* [STATED PROBLEM]:
From the entries that follow, pick out all lines holding "Transcribe".

* [RECORDS SHOWN]:
---
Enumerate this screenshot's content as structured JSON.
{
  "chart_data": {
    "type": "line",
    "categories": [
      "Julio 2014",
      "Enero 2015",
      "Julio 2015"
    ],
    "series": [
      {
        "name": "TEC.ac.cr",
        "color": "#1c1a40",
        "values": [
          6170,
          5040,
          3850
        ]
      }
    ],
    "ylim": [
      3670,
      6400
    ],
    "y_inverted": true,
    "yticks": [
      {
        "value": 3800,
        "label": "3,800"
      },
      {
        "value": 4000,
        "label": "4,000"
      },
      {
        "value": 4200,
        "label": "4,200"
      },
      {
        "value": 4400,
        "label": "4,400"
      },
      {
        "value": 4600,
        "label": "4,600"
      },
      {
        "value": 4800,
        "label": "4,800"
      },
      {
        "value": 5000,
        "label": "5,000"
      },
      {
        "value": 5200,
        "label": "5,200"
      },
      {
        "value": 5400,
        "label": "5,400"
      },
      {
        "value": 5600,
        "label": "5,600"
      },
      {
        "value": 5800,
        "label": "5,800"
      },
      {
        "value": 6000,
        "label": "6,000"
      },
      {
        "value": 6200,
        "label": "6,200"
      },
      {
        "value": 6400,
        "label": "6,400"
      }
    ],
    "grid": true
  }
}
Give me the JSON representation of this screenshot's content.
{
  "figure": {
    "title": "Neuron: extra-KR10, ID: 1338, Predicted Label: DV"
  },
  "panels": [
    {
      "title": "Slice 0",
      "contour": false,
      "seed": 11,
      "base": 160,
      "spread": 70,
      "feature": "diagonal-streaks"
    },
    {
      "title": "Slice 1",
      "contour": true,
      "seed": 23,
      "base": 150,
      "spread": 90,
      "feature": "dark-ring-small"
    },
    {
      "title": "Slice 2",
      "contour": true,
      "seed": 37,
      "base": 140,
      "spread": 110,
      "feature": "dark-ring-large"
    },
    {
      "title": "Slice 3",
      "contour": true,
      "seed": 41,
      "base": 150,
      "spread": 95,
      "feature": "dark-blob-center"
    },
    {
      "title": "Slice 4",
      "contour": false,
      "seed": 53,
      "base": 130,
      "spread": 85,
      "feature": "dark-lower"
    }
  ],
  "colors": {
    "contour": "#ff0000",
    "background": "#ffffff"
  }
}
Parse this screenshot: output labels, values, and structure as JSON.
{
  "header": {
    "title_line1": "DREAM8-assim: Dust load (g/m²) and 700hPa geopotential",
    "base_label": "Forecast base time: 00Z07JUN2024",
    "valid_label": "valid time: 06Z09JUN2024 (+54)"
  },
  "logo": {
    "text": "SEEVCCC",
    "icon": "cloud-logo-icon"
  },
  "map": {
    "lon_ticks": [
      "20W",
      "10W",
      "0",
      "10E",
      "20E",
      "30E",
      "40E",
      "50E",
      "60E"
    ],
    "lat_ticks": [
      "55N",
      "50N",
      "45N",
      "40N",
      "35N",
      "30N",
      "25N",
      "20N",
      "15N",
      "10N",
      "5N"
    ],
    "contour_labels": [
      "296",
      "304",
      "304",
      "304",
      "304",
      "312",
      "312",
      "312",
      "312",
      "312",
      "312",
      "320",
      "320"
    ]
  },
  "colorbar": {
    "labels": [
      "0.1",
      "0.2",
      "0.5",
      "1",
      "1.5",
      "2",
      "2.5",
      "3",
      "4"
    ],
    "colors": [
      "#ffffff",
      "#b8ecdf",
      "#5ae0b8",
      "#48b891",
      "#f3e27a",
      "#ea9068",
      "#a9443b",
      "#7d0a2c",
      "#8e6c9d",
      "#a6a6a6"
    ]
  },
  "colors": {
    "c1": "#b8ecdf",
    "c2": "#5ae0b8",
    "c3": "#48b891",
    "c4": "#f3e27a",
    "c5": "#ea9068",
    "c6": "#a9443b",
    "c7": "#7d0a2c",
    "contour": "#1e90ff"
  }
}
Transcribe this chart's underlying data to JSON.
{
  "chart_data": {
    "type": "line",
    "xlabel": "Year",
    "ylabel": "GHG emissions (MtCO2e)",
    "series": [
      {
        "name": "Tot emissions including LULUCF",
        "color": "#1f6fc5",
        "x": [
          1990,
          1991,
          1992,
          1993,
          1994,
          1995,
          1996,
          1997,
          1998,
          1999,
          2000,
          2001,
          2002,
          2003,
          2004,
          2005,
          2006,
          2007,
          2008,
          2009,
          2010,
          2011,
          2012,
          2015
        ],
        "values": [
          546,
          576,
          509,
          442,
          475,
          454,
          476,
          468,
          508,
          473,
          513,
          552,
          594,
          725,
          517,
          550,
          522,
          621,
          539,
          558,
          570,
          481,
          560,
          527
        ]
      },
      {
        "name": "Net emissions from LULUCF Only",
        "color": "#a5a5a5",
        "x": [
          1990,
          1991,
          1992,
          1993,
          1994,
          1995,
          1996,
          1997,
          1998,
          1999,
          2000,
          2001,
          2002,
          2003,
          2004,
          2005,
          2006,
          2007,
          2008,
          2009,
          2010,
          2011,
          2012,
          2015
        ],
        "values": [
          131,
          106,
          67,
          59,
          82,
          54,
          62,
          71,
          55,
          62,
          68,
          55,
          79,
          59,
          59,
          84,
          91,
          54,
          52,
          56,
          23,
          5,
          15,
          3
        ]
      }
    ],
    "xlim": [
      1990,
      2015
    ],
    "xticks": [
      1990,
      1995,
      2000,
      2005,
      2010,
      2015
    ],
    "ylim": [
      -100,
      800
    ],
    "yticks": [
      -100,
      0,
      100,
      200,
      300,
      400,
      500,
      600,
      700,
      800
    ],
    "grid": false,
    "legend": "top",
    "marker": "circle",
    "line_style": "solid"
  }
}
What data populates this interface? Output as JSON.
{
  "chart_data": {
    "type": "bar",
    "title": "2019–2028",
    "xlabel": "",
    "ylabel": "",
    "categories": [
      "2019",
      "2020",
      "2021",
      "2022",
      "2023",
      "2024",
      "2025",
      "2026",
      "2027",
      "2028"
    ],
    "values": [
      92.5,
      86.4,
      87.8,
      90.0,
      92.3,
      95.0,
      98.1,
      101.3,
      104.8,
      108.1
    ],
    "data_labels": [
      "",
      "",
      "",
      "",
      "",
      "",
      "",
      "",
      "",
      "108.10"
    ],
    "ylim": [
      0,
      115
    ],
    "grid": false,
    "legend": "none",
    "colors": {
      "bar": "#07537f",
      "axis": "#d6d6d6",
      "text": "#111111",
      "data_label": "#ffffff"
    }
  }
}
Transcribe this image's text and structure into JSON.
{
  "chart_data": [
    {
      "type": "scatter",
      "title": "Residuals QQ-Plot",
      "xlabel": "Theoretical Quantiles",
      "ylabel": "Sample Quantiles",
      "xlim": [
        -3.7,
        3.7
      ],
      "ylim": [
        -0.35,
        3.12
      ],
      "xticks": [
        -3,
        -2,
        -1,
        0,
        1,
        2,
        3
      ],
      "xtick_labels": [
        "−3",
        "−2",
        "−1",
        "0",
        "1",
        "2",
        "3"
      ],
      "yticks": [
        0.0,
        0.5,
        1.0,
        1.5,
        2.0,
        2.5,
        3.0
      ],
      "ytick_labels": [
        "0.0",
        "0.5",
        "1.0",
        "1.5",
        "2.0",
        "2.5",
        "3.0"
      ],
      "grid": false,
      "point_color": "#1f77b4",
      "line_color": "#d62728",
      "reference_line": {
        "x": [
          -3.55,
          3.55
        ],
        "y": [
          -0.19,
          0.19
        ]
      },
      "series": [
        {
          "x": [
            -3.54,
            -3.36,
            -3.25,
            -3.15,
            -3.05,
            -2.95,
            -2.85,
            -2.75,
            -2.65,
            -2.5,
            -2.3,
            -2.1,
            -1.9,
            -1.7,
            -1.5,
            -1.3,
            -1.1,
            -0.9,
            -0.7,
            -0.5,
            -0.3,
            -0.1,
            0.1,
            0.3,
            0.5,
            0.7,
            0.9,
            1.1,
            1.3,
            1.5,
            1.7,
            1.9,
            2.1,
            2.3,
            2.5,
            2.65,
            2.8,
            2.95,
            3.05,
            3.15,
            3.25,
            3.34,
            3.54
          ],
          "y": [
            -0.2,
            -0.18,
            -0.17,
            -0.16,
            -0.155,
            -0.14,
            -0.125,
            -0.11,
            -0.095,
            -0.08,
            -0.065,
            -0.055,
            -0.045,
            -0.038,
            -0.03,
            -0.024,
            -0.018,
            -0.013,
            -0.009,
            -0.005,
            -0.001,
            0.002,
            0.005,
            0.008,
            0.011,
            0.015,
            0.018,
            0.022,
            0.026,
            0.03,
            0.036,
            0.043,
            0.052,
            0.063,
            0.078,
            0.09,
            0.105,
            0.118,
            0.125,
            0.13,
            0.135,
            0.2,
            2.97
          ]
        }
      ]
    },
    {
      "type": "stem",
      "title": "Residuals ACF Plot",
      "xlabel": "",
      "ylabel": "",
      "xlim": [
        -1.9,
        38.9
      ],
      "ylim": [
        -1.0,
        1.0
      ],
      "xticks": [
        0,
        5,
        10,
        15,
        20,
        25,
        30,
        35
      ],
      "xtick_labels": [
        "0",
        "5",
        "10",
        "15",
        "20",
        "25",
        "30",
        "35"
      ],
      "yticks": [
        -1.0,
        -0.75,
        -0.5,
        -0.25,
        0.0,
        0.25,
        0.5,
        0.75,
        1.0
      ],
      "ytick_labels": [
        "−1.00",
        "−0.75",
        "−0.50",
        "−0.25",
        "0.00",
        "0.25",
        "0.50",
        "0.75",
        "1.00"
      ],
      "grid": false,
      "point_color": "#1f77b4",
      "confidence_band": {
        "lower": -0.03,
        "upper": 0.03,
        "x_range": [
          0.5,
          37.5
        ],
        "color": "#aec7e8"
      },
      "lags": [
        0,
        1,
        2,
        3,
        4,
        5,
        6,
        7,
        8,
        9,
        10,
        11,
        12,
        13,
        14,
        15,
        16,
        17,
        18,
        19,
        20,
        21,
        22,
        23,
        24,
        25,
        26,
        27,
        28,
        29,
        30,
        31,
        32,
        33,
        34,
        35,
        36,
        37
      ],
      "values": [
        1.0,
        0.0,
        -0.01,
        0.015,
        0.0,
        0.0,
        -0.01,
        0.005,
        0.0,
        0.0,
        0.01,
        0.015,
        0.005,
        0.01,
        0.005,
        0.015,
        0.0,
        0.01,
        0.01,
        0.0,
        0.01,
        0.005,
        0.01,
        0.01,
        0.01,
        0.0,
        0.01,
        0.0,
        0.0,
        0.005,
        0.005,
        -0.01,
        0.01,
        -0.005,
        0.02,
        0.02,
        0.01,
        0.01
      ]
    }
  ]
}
---
* [RESULT]:
Transcribe this chart's underlying data to JSON.
Transcribe this image's text and structure into JSON.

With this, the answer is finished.